+++ GIVEN DATA

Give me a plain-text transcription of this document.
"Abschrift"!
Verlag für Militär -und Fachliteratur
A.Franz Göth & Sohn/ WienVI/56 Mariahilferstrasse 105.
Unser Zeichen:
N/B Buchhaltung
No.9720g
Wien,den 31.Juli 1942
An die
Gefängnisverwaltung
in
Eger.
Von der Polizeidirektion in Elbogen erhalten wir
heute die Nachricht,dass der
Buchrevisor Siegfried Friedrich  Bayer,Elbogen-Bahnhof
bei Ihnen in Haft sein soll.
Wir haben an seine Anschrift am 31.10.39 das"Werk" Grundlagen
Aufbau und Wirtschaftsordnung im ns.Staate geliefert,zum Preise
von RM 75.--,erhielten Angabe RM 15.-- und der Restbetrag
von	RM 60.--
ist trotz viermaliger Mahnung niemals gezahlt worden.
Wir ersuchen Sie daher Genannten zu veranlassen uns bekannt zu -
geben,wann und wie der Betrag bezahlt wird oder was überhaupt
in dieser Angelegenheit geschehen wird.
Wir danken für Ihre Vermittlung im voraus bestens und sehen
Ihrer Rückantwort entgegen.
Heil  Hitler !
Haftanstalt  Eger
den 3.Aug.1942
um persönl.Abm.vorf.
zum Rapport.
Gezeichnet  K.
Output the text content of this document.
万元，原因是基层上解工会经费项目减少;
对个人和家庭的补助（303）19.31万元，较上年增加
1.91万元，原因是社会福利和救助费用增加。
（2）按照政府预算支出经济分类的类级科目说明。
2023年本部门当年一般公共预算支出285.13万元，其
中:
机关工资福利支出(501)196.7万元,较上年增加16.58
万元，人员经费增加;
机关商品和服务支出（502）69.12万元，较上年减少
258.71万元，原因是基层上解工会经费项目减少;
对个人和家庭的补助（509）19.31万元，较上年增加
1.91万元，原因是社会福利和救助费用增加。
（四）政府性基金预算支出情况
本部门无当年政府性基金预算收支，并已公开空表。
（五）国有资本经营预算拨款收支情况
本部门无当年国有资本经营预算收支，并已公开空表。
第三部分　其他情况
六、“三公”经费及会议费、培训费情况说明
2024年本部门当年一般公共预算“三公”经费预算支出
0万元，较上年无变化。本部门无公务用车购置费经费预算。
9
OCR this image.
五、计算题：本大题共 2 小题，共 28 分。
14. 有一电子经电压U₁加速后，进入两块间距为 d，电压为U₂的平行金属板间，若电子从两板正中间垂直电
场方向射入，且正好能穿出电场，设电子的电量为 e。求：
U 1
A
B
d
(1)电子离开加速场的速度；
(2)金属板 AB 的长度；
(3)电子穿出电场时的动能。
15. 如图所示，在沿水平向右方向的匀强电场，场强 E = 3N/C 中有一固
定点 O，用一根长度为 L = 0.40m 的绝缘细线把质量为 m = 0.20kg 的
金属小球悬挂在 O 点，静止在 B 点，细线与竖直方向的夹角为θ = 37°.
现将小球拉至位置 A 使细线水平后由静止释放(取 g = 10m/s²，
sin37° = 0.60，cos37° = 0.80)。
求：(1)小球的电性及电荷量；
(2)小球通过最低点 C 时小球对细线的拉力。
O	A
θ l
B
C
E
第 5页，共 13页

++++++

Each line in the material above must be retyped without alteration.

* **ANSWER TO THE PROBLEM**
Give me a plain-text transcription of this document.
"Abschrift"!
Verlag für Militär -und Fachliteratur
A.Franz Göth & Sohn/ WienVI/56 Mariahilferstrasse 105.
Unser Zeichen:
N/B Buchhaltung
No.9720g
Wien,den 31.Juli 1942
An die
Gefängnisverwaltung
in
Eger.
Von der Polizeidirektion in Elbogen erhalten wir
heute die Nachricht,dass der
Buchrevisor Siegfried Friedrich  Bayer,Elbogen-Bahnhof
bei Ihnen in Haft sein soll.
Wir haben an seine Anschrift am 31.10.39 das"Werk" Grundlagen
Aufbau und Wirtschaftsordnung im ns.Staate geliefert,zum Preise
von RM 75.--,erhielten Angabe RM 15.-- und der Restbetrag
von	RM 60.--
ist trotz viermaliger Mahnung niemals gezahlt worden.
Wir ersuchen Sie daher Genannten zu veranlassen uns bekannt zu -
geben,wann und wie der Betrag bezahlt wird oder was überhaupt
in dieser Angelegenheit geschehen wird.
Wir danken für Ihre Vermittlung im voraus bestens und sehen
Ihrer Rückantwort entgegen.
Heil  Hitler !
Haftanstalt  Eger
den 3.Aug.1942
um persönl.Abm.vorf.
zum Rapport.
Gezeichnet  K.
Output the text content of this document.
万元，原因是基层上解工会经费项目减少;
对个人和家庭的补助（303）19.31万元，较上年增加
1.91万元，原因是社会福利和救助费用增加。
（2）按照政府预算支出经济分类的类级科目说明。
2023年本部门当年一般公共预算支出285.13万元，其
中:
机关工资福利支出(501)196.7万元,较上年增加16.58
万元，人员经费增加;
机关商品和服务支出（502）69.12万元，较上年减少
258.71万元，原因是基层上解工会经费项目减少;
对个人和家庭的补助（509）19.31万元，较上年增加
1.91万元，原因是社会福利和救助费用增加。
（四）政府性基金预算支出情况
本部门无当年政府性基金预算收支，并已公开空表。
（五）国有资本经营预算拨款收支情况
本部门无当年国有资本经营预算收支，并已公开空表。
第三部分　其他情况
六、“三公”经费及会议费、培训费情况说明
2024年本部门当年一般公共预算“三公”经费预算支出
0万元，较上年无变化。本部门无公务用车购置费经费预算。
9
OCR this image.
五、计算题：本大题共 2 小题，共 28 分。
14. 有一电子经电压U₁加速后，进入两块间距为 d，电压为U₂的平行金属板间，若电子从两板正中间垂直电
场方向射入，且正好能穿出电场，设电子的电量为 e。求：
U 1
A
B
d
(1)电子离开加速场的速度；
(2)金属板 AB 的长度；
(3)电子穿出电场时的动能。
15. 如图所示，在沿水平向右方向的匀强电场，场强 E = 3N/C 中有一固
定点 O，用一根长度为 L = 0.40m 的绝缘细线把质量为 m = 0.20kg 的
金属小球悬挂在 O 点，静止在 B 点，细线与竖直方向的夹角为θ = 37°.
现将小球拉至位置 A 使细线水平后由静止释放(取 g = 10m/s²，
sin37° = 0.60，cos37° = 0.80)。
求：(1)小球的电性及电荷量；
(2)小球通过最低点 C 时小球对细线的拉力。
O	A
θ l
B
C
E
第 5页，共 13页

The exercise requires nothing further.